◆ Request
Locate "Transcribe the text in this document." in the listing below, then output the line holding it and every line after it, exactly and with nothing else.

## START Data to use

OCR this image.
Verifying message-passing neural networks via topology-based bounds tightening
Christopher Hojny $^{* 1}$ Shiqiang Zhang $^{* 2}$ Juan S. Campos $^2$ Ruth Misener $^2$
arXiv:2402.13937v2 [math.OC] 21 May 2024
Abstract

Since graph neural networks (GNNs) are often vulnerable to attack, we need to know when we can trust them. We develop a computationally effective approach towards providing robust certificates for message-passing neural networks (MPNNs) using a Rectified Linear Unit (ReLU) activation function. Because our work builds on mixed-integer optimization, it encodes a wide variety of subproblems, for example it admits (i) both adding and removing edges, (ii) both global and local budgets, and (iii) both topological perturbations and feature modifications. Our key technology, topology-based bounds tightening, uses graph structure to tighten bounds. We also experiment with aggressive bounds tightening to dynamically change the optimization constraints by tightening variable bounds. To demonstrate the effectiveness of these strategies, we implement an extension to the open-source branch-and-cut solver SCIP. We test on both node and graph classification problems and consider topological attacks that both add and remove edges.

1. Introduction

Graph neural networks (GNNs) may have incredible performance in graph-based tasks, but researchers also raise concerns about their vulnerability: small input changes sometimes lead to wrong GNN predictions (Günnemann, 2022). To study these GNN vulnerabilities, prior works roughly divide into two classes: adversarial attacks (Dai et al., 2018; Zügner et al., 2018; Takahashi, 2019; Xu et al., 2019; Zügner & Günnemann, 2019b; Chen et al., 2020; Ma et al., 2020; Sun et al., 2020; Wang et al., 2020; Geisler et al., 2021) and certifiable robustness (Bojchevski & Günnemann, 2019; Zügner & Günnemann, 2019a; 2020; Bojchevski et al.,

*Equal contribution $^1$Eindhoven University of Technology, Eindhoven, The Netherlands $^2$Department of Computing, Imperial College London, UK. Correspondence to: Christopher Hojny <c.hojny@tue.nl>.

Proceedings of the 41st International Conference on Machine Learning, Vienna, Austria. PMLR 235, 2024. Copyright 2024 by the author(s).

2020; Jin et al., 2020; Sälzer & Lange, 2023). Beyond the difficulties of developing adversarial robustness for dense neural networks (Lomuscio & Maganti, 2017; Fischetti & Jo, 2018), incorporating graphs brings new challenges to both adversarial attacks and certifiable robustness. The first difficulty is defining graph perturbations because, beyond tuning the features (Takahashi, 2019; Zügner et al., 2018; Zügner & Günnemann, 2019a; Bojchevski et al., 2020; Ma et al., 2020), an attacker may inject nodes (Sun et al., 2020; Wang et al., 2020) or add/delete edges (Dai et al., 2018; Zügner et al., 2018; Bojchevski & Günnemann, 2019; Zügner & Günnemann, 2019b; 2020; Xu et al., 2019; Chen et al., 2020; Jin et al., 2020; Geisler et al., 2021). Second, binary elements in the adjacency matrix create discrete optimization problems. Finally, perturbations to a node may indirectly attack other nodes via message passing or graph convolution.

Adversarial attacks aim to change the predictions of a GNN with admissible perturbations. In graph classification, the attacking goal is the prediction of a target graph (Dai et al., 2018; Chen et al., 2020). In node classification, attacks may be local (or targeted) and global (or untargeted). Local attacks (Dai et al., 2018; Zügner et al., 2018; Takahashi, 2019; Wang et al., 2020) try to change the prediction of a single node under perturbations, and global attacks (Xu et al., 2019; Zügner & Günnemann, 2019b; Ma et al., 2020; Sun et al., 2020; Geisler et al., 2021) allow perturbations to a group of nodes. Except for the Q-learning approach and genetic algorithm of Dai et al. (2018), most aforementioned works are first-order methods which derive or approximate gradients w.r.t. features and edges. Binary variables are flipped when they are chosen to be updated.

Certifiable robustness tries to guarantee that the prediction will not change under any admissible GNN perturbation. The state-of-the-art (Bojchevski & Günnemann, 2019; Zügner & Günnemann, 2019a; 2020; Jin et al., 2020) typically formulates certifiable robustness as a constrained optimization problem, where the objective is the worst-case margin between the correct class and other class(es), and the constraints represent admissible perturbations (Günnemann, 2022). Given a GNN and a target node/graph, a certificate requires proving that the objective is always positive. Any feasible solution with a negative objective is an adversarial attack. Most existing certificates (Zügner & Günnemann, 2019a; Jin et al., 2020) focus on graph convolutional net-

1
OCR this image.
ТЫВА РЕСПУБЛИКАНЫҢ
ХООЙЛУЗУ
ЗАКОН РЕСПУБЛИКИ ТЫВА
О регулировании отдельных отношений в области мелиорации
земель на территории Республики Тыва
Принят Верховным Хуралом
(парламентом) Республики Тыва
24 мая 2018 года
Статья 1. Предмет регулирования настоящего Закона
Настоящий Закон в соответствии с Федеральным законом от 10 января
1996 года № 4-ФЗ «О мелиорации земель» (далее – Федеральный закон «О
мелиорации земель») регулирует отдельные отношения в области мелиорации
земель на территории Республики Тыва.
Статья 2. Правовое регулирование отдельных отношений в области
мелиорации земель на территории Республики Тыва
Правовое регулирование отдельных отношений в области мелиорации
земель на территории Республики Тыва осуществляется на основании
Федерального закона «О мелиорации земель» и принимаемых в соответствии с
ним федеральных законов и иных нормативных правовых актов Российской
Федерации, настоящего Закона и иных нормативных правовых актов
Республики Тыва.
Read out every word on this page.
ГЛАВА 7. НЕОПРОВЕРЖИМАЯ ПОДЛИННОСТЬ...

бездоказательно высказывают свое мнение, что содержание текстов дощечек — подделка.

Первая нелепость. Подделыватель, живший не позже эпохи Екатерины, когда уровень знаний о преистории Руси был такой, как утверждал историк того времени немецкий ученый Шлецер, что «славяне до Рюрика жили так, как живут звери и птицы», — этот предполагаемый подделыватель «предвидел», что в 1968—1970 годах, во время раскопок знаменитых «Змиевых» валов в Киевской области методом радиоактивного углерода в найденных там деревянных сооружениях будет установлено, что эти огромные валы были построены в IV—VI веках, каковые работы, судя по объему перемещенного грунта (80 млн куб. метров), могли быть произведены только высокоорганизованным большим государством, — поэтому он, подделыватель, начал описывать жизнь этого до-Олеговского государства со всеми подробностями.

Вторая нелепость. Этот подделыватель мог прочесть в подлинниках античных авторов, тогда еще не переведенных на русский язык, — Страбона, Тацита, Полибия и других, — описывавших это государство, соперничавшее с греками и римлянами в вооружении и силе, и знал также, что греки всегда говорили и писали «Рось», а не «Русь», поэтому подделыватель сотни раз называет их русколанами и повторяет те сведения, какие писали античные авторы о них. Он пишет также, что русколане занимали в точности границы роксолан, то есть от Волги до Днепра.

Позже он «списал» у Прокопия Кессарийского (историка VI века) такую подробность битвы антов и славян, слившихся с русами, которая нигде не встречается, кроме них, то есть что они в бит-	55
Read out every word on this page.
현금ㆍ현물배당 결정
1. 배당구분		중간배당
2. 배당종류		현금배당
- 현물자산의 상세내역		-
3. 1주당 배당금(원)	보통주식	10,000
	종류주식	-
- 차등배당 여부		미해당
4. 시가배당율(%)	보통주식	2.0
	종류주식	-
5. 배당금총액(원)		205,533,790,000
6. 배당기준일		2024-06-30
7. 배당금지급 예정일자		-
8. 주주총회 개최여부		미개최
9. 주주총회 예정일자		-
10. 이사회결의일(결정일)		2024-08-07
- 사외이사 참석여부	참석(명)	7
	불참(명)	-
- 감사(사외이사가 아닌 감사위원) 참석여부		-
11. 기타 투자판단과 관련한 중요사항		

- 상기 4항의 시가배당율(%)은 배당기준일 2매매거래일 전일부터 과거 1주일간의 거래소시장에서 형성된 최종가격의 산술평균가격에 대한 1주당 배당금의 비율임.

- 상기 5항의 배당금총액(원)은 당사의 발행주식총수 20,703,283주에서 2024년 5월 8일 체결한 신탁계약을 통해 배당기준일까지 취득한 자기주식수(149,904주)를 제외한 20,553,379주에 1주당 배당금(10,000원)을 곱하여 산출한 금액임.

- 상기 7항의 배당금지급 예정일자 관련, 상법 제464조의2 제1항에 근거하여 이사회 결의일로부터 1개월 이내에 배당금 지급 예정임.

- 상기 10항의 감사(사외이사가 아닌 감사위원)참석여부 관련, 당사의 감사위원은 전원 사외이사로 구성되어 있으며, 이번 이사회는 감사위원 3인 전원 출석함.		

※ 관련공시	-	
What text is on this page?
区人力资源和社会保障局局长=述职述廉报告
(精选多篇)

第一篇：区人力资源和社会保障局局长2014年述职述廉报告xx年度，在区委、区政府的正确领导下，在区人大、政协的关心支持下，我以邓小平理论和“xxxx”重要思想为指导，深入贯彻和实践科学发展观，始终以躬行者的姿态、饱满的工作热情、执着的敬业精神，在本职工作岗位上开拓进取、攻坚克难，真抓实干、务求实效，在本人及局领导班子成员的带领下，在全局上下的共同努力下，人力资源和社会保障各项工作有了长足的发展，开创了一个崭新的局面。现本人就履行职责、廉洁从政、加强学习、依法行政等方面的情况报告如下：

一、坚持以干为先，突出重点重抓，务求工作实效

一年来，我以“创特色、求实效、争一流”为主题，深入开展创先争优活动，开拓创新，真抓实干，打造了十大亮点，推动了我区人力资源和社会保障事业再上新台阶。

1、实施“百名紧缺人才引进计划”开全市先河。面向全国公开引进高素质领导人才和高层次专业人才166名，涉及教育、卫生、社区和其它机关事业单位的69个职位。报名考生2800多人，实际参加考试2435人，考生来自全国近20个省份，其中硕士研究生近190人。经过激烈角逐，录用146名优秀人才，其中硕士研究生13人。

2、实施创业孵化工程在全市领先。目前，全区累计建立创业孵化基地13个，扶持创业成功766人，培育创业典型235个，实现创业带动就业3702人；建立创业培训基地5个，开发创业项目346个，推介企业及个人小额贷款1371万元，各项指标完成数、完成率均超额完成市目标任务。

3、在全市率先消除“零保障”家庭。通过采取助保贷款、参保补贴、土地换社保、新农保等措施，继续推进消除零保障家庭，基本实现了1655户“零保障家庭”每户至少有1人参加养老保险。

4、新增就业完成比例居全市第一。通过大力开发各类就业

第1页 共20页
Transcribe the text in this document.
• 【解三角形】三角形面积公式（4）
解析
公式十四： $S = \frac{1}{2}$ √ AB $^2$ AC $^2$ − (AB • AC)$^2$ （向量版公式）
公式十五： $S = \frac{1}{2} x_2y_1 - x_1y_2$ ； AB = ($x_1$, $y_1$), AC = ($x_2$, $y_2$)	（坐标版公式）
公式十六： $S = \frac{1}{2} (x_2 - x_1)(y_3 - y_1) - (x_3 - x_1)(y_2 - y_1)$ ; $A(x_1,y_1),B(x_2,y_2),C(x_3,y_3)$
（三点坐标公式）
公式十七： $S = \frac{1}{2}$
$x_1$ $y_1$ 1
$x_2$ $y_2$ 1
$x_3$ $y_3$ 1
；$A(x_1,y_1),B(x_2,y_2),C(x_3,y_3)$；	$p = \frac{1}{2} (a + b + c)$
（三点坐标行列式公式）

## END Data to use

◆ Output for this exercise
Transcribe the text in this document.
• 【解三角形】三角形面积公式（4）
解析
公式十四： $S = \frac{1}{2}$ √ AB $^2$ AC $^2$ − (AB • AC)$^2$ （向量版公式）
公式十五： $S = \frac{1}{2} x_2y_1 - x_1y_2$ ； AB = ($x_1$, $y_1$), AC = ($x_2$, $y_2$)	（坐标版公式）
公式十六： $S = \frac{1}{2} (x_2 - x_1)(y_3 - y_1) - (x_3 - x_1)(y_2 - y_1)$ ; $A(x_1,y_1),B(x_2,y_2),C(x_3,y_3)$
（三点坐标公式）
公式十七： $S = \frac{1}{2}$
$x_1$ $y_1$ 1
$x_2$ $y_2$ 1
$x_3$ $y_3$ 1
；$A(x_1,y_1),B(x_2,y_2),C(x_3,y_3)$；	$p = \frac{1}{2} (a + b + c)$
（三点坐标行列式公式）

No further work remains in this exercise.